- [Given task] Transcribe all the entries word for word, omitting any pictures they contain.

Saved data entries

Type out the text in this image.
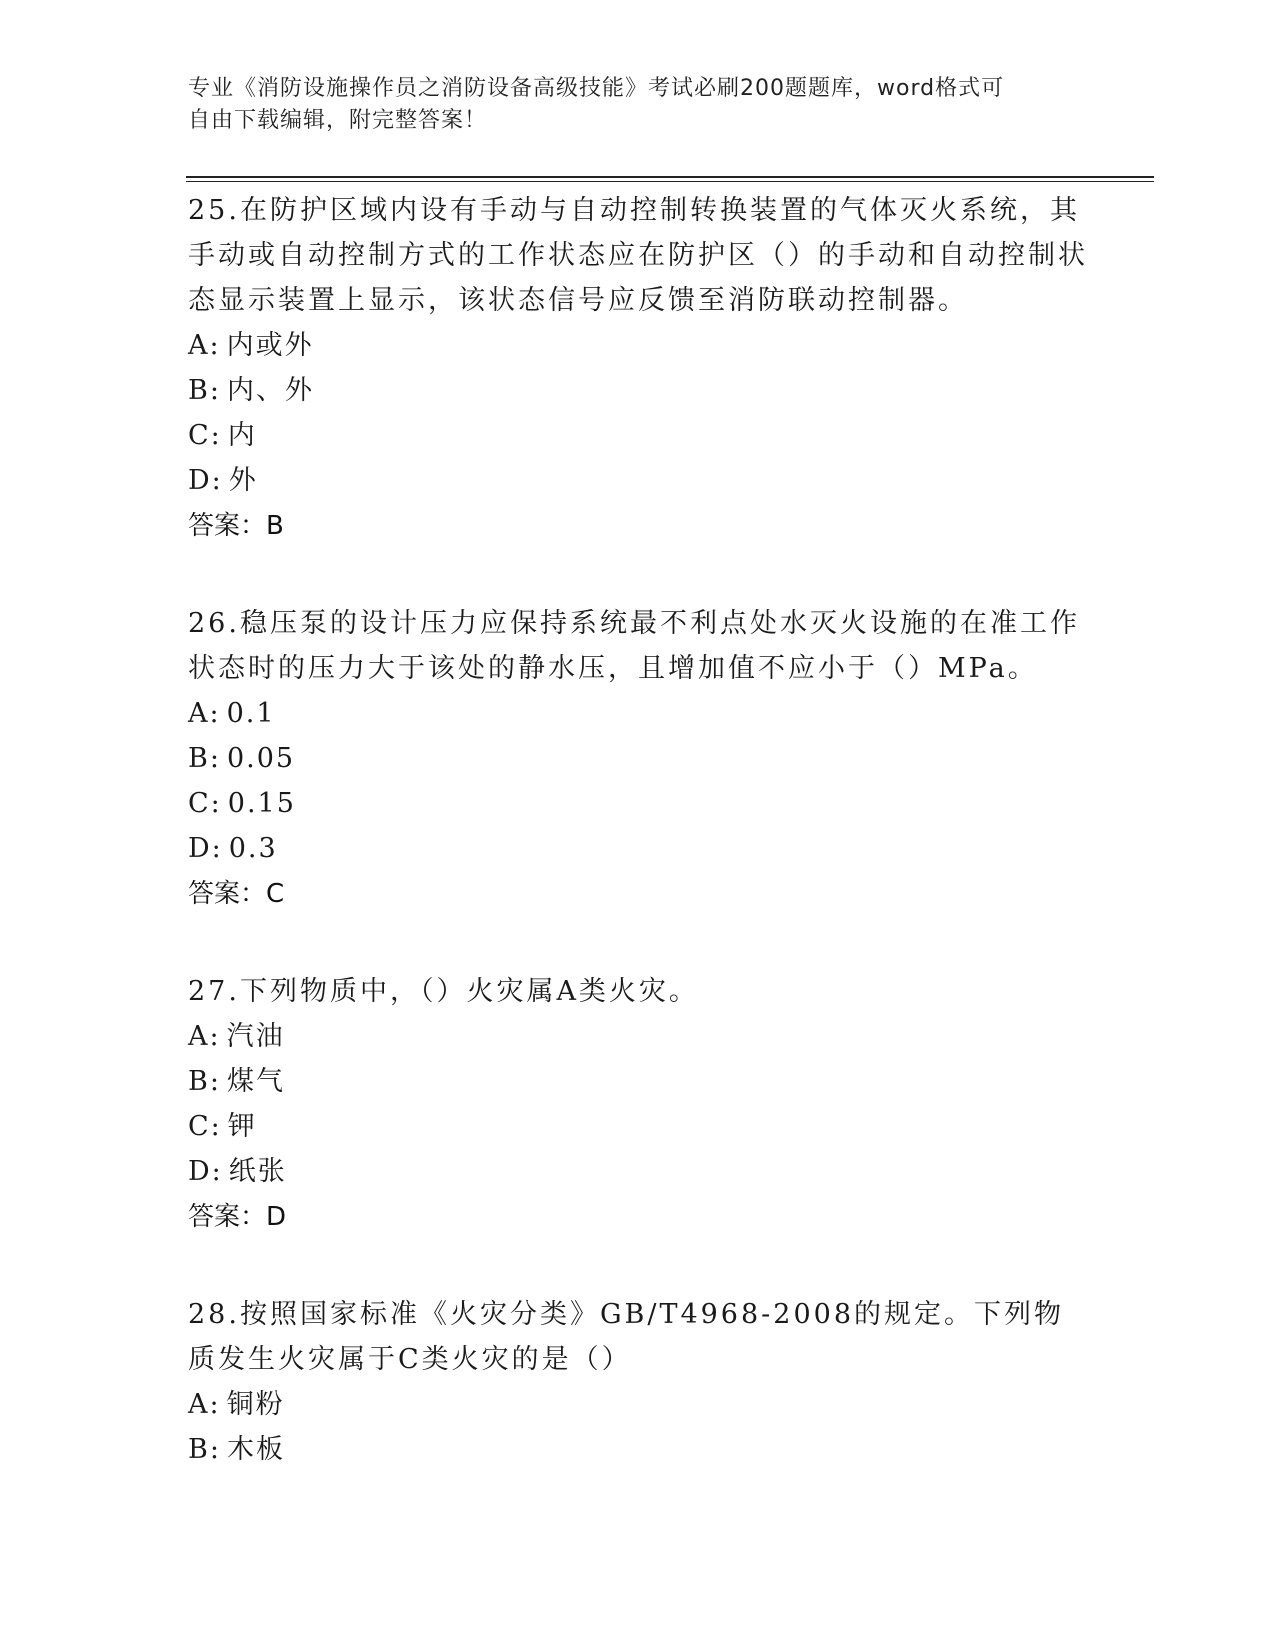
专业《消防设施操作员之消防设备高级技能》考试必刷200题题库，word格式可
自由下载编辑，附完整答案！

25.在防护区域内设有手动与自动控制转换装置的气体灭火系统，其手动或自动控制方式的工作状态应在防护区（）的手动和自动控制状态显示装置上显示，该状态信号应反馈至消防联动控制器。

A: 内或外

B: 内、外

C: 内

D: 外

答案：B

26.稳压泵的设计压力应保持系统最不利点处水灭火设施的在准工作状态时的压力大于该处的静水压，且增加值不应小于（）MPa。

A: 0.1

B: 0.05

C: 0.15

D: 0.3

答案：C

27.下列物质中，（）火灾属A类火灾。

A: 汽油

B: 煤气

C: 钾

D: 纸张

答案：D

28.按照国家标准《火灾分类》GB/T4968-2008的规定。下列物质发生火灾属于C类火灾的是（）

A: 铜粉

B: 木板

- [Response to the task]
Type out the text in this image.
专业《消防设施操作员之消防设备高级技能》考试必刷200题题库，word格式可
自由下载编辑，附完整答案！

25.在防护区域内设有手动与自动控制转换装置的气体灭火系统，其手动或自动控制方式的工作状态应在防护区（）的手动和自动控制状态显示装置上显示，该状态信号应反馈至消防联动控制器。

A: 内或外

B: 内、外

C: 内

D: 外

答案：B

26.稳压泵的设计压力应保持系统最不利点处水灭火设施的在准工作状态时的压力大于该处的静水压，且增加值不应小于（）MPa。

A: 0.1

B: 0.05

C: 0.15

D: 0.3

答案：C

27.下列物质中，（）火灾属A类火灾。

A: 汽油

B: 煤气

C: 钾

D: 纸张

答案：D

28.按照国家标准《火灾分类》GB/T4968-2008的规定。下列物质发生火灾属于C类火灾的是（）

A: 铜粉

B: 木板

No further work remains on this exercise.